Go through the entries below and print each one exactly, leaving out pictures.

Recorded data
^^^^^^^^
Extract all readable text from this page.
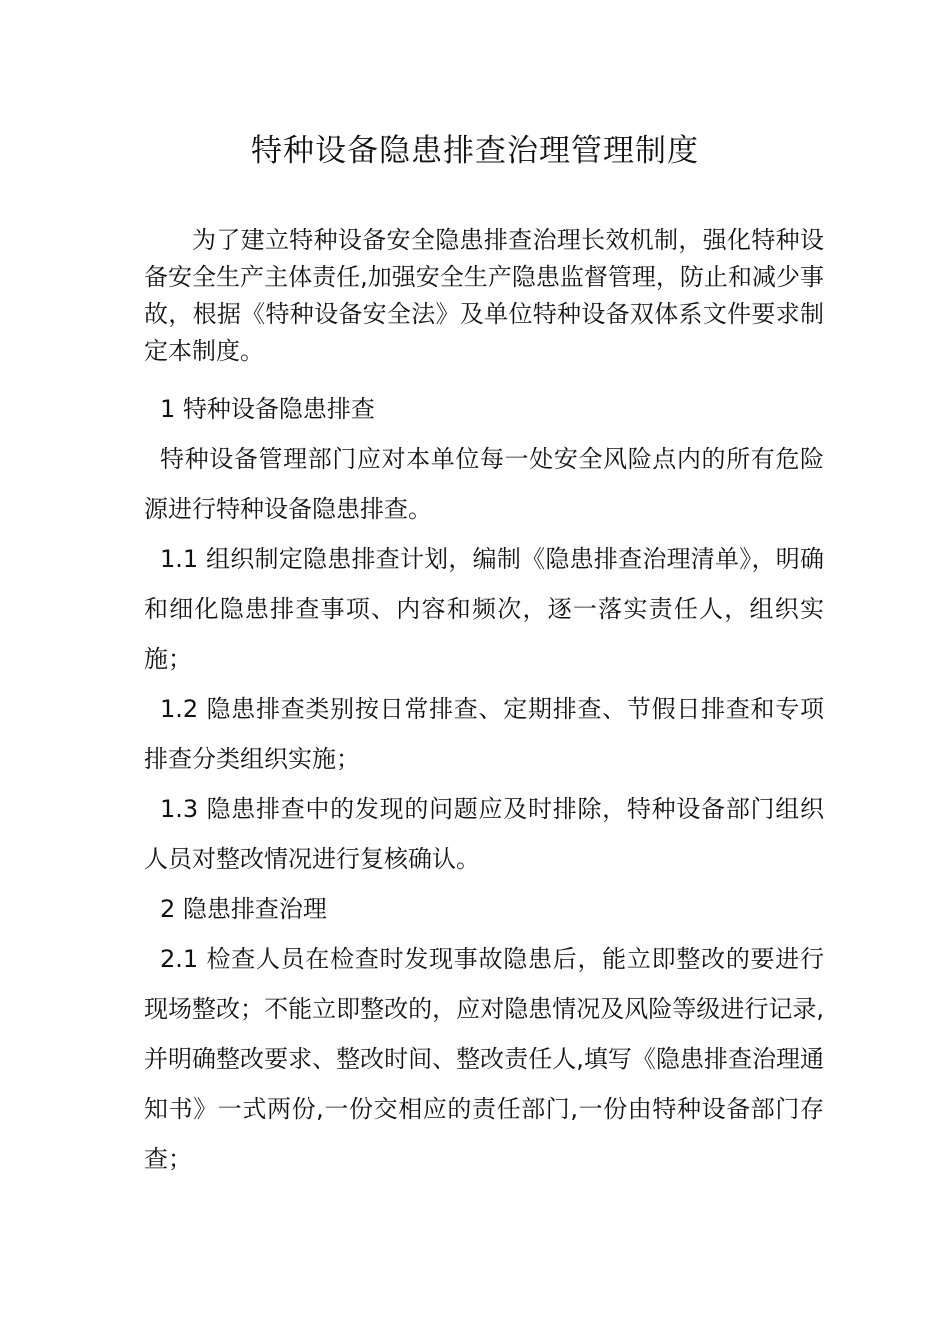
特种设备隐患排查治理管理制度

为了建立特种设备安全隐患排查治理长效机制，强化特种设备安全生产主体责任,加强安全生产隐患监督管理，防止和减少事故，根据《特种设备安全法》及单位特种设备双体系文件要求制定本制度。

1 特种设备隐患排查

特种设备管理部门应对本单位每一处安全风险点内的所有危险源进行特种设备隐患排查。

1.1 组织制定隐患排查计划，编制《隐患排查治理清单》，明确和细化隐患排查事项、内容和频次，逐一落实责任人，组织实施；

1.2 隐患排查类别按日常排查、定期排查、节假日排查和专项排查分类组织实施；

1.3 隐患排查中的发现的问题应及时排除，特种设备部门组织人员对整改情况进行复核确认。

2 隐患排查治理

2.1 检查人员在检查时发现事故隐患后，能立即整改的要进行现场整改；不能立即整改的，应对隐患情况及风险等级进行记录,并明确整改要求、整改时间、整改责任人,填写《隐患排查治理通知书》一式两份,一份交相应的责任部门,一份由特种设备部门存查；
^^^^^^^^
* _Task output_:
Extract all readable text from this page.
特种设备隐患排查治理管理制度

为了建立特种设备安全隐患排查治理长效机制，强化特种设备安全生产主体责任,加强安全生产隐患监督管理，防止和减少事故，根据《特种设备安全法》及单位特种设备双体系文件要求制定本制度。

1 特种设备隐患排查

特种设备管理部门应对本单位每一处安全风险点内的所有危险源进行特种设备隐患排查。

1.1 组织制定隐患排查计划，编制《隐患排查治理清单》，明确和细化隐患排查事项、内容和频次，逐一落实责任人，组织实施；

1.2 隐患排查类别按日常排查、定期排查、节假日排查和专项排查分类组织实施；

1.3 隐患排查中的发现的问题应及时排除，特种设备部门组织人员对整改情况进行复核确认。

2 隐患排查治理

2.1 检查人员在检查时发现事故隐患后，能立即整改的要进行现场整改；不能立即整改的，应对隐患情况及风险等级进行记录,并明确整改要求、整改时间、整改责任人,填写《隐患排查治理通知书》一式两份,一份交相应的责任部门,一份由特种设备部门存查；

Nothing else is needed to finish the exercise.